* BEGIN Material *

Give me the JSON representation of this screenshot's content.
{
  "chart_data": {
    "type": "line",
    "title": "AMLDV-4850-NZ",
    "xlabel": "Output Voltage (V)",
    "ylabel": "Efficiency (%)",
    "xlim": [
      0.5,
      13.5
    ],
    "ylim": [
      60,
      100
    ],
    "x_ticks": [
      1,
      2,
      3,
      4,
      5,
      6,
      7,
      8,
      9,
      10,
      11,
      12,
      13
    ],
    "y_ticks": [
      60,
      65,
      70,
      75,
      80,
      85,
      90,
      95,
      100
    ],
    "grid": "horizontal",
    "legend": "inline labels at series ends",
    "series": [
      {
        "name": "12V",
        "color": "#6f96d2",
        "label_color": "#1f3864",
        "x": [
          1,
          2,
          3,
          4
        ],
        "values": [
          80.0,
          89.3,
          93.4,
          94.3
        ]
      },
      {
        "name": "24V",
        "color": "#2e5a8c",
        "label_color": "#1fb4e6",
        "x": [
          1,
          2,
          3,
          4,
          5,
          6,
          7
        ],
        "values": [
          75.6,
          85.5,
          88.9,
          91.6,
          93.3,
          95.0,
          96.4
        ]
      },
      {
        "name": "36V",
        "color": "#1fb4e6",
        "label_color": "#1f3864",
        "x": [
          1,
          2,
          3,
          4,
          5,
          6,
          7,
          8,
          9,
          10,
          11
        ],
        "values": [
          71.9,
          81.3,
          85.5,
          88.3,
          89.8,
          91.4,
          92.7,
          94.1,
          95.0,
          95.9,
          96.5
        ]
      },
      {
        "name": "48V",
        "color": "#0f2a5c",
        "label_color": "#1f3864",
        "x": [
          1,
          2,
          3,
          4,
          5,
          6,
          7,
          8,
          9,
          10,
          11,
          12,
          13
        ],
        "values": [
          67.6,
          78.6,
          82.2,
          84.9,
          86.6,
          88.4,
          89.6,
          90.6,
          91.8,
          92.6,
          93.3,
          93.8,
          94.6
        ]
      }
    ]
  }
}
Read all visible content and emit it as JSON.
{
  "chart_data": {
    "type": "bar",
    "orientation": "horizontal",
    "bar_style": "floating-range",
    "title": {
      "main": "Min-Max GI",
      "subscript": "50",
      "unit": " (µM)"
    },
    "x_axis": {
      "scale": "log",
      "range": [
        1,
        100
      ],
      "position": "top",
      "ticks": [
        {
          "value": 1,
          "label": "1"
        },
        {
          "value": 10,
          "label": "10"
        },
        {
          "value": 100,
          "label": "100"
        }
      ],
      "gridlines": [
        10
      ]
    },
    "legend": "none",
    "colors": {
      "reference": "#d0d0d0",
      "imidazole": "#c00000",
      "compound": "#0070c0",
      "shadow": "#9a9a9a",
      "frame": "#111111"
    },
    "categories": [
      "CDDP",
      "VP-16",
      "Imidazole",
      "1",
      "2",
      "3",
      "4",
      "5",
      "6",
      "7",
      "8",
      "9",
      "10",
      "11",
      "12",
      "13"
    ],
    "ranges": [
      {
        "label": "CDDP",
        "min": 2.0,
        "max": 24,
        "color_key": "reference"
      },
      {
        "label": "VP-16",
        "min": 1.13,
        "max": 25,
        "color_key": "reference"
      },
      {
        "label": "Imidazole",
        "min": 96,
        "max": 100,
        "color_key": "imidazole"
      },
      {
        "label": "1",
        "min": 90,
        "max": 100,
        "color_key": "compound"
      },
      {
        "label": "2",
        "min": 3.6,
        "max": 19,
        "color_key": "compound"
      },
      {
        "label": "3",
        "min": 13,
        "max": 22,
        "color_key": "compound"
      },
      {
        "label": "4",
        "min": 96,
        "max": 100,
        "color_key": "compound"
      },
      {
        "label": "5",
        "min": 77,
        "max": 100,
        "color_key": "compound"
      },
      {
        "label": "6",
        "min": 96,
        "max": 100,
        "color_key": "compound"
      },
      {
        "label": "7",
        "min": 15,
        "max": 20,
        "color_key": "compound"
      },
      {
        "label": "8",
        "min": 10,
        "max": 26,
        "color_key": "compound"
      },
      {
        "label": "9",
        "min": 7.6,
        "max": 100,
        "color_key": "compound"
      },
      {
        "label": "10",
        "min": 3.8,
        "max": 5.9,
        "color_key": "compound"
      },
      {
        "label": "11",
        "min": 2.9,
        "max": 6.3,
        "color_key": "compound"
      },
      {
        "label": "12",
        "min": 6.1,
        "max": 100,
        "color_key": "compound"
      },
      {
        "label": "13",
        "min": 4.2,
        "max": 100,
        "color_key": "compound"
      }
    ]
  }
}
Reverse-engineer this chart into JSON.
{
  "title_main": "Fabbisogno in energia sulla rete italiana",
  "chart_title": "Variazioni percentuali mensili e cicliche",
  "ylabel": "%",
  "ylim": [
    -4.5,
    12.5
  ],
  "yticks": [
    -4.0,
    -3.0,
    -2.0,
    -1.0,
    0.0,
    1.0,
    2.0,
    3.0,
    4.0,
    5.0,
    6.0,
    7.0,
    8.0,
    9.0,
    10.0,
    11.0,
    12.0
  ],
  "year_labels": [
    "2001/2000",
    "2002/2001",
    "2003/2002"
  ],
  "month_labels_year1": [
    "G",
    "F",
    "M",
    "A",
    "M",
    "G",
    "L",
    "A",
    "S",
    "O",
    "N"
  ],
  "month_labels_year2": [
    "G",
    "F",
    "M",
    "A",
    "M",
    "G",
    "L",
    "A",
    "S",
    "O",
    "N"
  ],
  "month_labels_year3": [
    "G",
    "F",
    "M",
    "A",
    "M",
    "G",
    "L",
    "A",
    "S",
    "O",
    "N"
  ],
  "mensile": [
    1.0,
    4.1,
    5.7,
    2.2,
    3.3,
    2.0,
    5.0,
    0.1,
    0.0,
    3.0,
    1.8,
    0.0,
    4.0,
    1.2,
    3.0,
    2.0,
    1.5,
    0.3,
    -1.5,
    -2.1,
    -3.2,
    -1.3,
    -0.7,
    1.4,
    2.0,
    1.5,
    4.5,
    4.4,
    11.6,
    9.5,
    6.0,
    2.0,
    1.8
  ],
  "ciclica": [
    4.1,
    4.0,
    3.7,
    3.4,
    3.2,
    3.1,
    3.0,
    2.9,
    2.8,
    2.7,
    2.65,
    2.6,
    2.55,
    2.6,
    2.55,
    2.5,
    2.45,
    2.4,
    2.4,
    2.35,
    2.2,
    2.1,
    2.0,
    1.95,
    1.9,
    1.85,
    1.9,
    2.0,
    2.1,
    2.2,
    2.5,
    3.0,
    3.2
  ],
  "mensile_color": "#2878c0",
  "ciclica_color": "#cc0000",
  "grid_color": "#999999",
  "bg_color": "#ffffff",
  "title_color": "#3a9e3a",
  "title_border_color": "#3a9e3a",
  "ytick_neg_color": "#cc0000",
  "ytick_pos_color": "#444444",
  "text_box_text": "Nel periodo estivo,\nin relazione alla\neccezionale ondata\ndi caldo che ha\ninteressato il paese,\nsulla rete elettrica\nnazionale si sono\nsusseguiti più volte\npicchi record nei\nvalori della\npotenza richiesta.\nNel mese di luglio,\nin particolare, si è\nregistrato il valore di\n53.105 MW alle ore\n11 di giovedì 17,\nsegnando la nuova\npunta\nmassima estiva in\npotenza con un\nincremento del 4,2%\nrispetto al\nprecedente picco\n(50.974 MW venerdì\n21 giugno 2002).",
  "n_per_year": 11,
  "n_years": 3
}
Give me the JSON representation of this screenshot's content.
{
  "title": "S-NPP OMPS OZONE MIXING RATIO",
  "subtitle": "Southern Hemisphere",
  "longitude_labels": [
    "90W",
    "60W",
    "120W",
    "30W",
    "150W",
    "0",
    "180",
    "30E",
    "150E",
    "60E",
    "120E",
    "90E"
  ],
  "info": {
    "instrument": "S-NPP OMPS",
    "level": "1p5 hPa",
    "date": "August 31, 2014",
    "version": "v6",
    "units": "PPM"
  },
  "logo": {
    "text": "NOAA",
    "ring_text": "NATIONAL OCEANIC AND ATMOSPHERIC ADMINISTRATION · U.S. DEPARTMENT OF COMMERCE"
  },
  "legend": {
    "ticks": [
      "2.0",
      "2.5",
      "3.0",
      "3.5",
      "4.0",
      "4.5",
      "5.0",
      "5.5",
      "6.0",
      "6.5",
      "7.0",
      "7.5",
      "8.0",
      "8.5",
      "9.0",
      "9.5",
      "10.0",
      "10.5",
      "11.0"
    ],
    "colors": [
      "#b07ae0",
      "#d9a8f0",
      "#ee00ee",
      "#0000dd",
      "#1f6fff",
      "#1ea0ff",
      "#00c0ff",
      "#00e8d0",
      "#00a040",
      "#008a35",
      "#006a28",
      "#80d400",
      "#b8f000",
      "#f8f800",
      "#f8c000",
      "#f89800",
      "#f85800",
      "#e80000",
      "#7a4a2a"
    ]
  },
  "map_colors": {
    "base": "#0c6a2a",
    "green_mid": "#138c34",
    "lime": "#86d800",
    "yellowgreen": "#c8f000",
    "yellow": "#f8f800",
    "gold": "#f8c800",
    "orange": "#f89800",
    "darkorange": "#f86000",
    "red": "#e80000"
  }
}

* END Material *

* [Exercise objective]: Copy each line that holds the word "OMPS".

* [Result of the task]:
  "title": "S-NPP OMPS OZONE MIXING RATIO",
    "instrument": "S-NPP OMPS",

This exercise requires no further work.